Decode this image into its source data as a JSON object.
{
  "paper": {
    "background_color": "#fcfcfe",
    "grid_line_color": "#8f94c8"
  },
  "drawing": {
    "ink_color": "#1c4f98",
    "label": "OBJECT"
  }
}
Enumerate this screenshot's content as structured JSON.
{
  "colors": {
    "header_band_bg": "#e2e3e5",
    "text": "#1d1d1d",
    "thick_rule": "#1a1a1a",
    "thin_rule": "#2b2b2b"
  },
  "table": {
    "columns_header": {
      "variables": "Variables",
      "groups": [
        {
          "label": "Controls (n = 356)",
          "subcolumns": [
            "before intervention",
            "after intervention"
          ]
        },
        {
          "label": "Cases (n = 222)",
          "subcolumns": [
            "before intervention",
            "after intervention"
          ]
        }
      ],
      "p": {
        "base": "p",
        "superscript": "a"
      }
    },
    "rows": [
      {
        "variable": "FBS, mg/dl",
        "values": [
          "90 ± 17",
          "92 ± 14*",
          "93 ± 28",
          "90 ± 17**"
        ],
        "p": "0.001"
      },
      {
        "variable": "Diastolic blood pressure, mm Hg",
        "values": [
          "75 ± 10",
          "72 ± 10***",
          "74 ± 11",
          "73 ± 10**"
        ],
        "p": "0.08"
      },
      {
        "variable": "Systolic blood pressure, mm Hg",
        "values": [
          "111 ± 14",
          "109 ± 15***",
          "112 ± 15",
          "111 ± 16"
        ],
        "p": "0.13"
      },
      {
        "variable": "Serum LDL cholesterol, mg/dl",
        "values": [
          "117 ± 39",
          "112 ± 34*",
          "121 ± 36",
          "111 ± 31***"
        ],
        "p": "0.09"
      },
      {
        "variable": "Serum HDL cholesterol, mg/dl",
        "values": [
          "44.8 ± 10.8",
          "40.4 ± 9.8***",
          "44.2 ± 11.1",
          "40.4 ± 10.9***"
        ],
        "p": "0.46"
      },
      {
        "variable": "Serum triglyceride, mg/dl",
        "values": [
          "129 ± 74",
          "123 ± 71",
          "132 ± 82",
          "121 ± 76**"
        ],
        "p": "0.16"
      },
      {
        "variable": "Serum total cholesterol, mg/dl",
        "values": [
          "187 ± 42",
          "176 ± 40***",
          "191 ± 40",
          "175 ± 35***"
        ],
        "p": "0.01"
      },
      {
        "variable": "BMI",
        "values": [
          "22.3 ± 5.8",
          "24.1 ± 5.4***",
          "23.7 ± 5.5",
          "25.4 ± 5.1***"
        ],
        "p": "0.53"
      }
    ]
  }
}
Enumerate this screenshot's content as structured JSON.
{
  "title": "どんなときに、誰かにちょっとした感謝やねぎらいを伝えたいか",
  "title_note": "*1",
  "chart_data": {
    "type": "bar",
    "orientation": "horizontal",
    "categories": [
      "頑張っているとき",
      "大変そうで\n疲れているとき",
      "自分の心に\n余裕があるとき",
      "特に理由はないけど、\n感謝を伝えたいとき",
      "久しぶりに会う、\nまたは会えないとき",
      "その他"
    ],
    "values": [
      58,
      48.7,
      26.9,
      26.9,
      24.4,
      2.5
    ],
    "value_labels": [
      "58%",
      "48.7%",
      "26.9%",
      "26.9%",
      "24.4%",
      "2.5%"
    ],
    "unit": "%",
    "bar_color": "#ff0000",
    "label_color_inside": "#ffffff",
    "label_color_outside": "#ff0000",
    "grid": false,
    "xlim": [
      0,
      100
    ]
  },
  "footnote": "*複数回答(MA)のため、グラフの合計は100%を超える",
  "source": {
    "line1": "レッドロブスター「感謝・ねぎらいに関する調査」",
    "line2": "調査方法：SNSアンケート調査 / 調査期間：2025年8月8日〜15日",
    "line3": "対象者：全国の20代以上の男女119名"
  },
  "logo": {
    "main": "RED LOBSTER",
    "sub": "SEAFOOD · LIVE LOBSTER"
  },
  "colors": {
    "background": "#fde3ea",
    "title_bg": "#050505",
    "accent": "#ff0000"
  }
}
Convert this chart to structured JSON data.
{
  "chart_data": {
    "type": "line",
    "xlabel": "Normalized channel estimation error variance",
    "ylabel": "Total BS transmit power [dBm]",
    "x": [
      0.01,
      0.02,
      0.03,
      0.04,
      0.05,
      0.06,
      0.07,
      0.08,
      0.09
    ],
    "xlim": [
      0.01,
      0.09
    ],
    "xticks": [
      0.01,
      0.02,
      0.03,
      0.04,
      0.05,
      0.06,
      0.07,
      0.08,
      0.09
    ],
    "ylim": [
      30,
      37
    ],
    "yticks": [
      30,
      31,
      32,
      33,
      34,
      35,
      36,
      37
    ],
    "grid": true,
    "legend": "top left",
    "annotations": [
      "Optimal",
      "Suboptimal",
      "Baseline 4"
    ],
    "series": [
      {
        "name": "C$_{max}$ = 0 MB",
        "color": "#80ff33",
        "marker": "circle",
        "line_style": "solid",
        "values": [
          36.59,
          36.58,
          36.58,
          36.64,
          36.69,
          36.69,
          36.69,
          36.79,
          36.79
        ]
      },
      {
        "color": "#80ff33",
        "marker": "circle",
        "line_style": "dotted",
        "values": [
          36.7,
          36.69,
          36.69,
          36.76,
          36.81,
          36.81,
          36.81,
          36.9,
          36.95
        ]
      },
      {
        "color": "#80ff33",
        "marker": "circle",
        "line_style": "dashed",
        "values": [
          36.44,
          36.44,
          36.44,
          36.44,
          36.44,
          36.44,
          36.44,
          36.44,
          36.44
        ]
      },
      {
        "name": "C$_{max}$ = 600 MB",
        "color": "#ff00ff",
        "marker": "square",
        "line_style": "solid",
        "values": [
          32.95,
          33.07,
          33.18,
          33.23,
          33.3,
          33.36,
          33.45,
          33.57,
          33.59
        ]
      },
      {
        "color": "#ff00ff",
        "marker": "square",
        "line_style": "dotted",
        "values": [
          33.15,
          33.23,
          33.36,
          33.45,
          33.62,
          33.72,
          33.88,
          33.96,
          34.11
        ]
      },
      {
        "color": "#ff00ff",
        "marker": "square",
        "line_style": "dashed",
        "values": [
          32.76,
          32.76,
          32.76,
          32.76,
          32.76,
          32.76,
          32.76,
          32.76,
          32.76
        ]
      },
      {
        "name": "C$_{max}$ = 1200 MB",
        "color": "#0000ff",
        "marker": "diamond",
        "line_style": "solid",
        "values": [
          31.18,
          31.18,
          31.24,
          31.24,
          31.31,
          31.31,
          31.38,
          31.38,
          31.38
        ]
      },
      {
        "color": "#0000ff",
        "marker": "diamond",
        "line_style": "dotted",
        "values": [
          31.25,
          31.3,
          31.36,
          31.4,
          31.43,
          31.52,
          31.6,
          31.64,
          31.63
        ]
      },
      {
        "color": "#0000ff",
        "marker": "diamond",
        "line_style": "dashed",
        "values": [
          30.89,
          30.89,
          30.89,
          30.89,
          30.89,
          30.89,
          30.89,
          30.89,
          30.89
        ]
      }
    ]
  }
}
+--
All of the entries must be quoted exactly; please include each one.

[REPLY]
Decode this image into its source data as a JSON object.
{
  "paper": {
    "background_color": "#fcfcfe",
    "grid_line_color": "#8f94c8"
  },
  "drawing": {
    "ink_color": "#1c4f98",
    "label": "OBJECT"
  }
}
Enumerate this screenshot's content as structured JSON.
{
  "colors": {
    "header_band_bg": "#e2e3e5",
    "text": "#1d1d1d",
    "thick_rule": "#1a1a1a",
    "thin_rule": "#2b2b2b"
  },
  "table": {
    "columns_header": {
      "variables": "Variables",
      "groups": [
        {
          "label": "Controls (n = 356)",
          "subcolumns": [
            "before intervention",
            "after intervention"
          ]
        },
        {
          "label": "Cases (n = 222)",
          "subcolumns": [
            "before intervention",
            "after intervention"
          ]
        }
      ],
      "p": {
        "base": "p",
        "superscript": "a"
      }
    },
    "rows": [
      {
        "variable": "FBS, mg/dl",
        "values": [
          "90 ± 17",
          "92 ± 14*",
          "93 ± 28",
          "90 ± 17**"
        ],
        "p": "0.001"
      },
      {
        "variable": "Diastolic blood pressure, mm Hg",
        "values": [
          "75 ± 10",
          "72 ± 10***",
          "74 ± 11",
          "73 ± 10**"
        ],
        "p": "0.08"
      },
      {
        "variable": "Systolic blood pressure, mm Hg",
        "values": [
          "111 ± 14",
          "109 ± 15***",
          "112 ± 15",
          "111 ± 16"
        ],
        "p": "0.13"
      },
      {
        "variable": "Serum LDL cholesterol, mg/dl",
        "values": [
          "117 ± 39",
          "112 ± 34*",
          "121 ± 36",
          "111 ± 31***"
        ],
        "p": "0.09"
      },
      {
        "variable": "Serum HDL cholesterol, mg/dl",
        "values": [
          "44.8 ± 10.8",
          "40.4 ± 9.8***",
          "44.2 ± 11.1",
          "40.4 ± 10.9***"
        ],
        "p": "0.46"
      },
      {
        "variable": "Serum triglyceride, mg/dl",
        "values": [
          "129 ± 74",
          "123 ± 71",
          "132 ± 82",
          "121 ± 76**"
        ],
        "p": "0.16"
      },
      {
        "variable": "Serum total cholesterol, mg/dl",
        "values": [
          "187 ± 42",
          "176 ± 40***",
          "191 ± 40",
          "175 ± 35***"
        ],
        "p": "0.01"
      },
      {
        "variable": "BMI",
        "values": [
          "22.3 ± 5.8",
          "24.1 ± 5.4***",
          "23.7 ± 5.5",
          "25.4 ± 5.1***"
        ],
        "p": "0.53"
      }
    ]
  }
}
Enumerate this screenshot's content as structured JSON.
{
  "title": "どんなときに、誰かにちょっとした感謝やねぎらいを伝えたいか",
  "title_note": "*1",
  "chart_data": {
    "type": "bar",
    "orientation": "horizontal",
    "categories": [
      "頑張っているとき",
      "大変そうで\n疲れているとき",
      "自分の心に\n余裕があるとき",
      "特に理由はないけど、\n感謝を伝えたいとき",
      "久しぶりに会う、\nまたは会えないとき",
      "その他"
    ],
    "values": [
      58,
      48.7,
      26.9,
      26.9,
      24.4,
      2.5
    ],
    "value_labels": [
      "58%",
      "48.7%",
      "26.9%",
      "26.9%",
      "24.4%",
      "2.5%"
    ],
    "unit": "%",
    "bar_color": "#ff0000",
    "label_color_inside": "#ffffff",
    "label_color_outside": "#ff0000",
    "grid": false,
    "xlim": [
      0,
      100
    ]
  },
  "footnote": "*複数回答(MA)のため、グラフの合計は100%を超える",
  "source": {
    "line1": "レッドロブスター「感謝・ねぎらいに関する調査」",
    "line2": "調査方法：SNSアンケート調査 / 調査期間：2025年8月8日〜15日",
    "line3": "対象者：全国の20代以上の男女119名"
  },
  "logo": {
    "main": "RED LOBSTER",
    "sub": "SEAFOOD · LIVE LOBSTER"
  },
  "colors": {
    "background": "#fde3ea",
    "title_bg": "#050505",
    "accent": "#ff0000"
  }
}
Convert this chart to structured JSON data.
{
  "chart_data": {
    "type": "line",
    "xlabel": "Normalized channel estimation error variance",
    "ylabel": "Total BS transmit power [dBm]",
    "x": [
      0.01,
      0.02,
      0.03,
      0.04,
      0.05,
      0.06,
      0.07,
      0.08,
      0.09
    ],
    "xlim": [
      0.01,
      0.09
    ],
    "xticks": [
      0.01,
      0.02,
      0.03,
      0.04,
      0.05,
      0.06,
      0.07,
      0.08,
      0.09
    ],
    "ylim": [
      30,
      37
    ],
    "yticks": [
      30,
      31,
      32,
      33,
      34,
      35,
      36,
      37
    ],
    "grid": true,
    "legend": "top left",
    "annotations": [
      "Optimal",
      "Suboptimal",
      "Baseline 4"
    ],
    "series": [
      {
        "name": "C$_{max}$ = 0 MB",
        "color": "#80ff33",
        "marker": "circle",
        "line_style": "solid",
        "values": [
          36.59,
          36.58,
          36.58,
          36.64,
          36.69,
          36.69,
          36.69,
          36.79,
          36.79
        ]
      },
      {
        "color": "#80ff33",
        "marker": "circle",
        "line_style": "dotted",
        "values": [
          36.7,
          36.69,
          36.69,
          36.76,
          36.81,
          36.81,
          36.81,
          36.9,
          36.95
        ]
      },
      {
        "color": "#80ff33",
        "marker": "circle",
        "line_style": "dashed",
        "values": [
          36.44,
          36.44,
          36.44,
          36.44,
          36.44,
          36.44,
          36.44,
          36.44,
          36.44
        ]
      },
      {
        "name": "C$_{max}$ = 600 MB",
        "color": "#ff00ff",
        "marker": "square",
        "line_style": "solid",
        "values": [
          32.95,
          33.07,
          33.18,
          33.23,
          33.3,
          33.36,
          33.45,
          33.57,
          33.59
        ]
      },
      {
        "color": "#ff00ff",
        "marker": "square",
        "line_style": "dotted",
        "values": [
          33.15,
          33.23,
          33.36,
          33.45,
          33.62,
          33.72,
          33.88,
          33.96,
          34.11
        ]
      },
      {
        "color": "#ff00ff",
        "marker": "square",
        "line_style": "dashed",
        "values": [
          32.76,
          32.76,
          32.76,
          32.76,
          32.76,
          32.76,
          32.76,
          32.76,
          32.76
        ]
      },
      {
        "name": "C$_{max}$ = 1200 MB",
        "color": "#0000ff",
        "marker": "diamond",
        "line_style": "solid",
        "values": [
          31.18,
          31.18,
          31.24,
          31.24,
          31.31,
          31.31,
          31.38,
          31.38,
          31.38
        ]
      },
      {
        "color": "#0000ff",
        "marker": "diamond",
        "line_style": "dotted",
        "values": [
          31.25,
          31.3,
          31.36,
          31.4,
          31.43,
          31.52,
          31.6,
          31.64,
          31.63
        ]
      },
      {
        "color": "#0000ff",
        "marker": "diamond",
        "line_style": "dashed",
        "values": [
          30.89,
          30.89,
          30.89,
          30.89,
          30.89,
          30.89,
          30.89,
          30.89,
          30.89
        ]
      }
    ]
  }
}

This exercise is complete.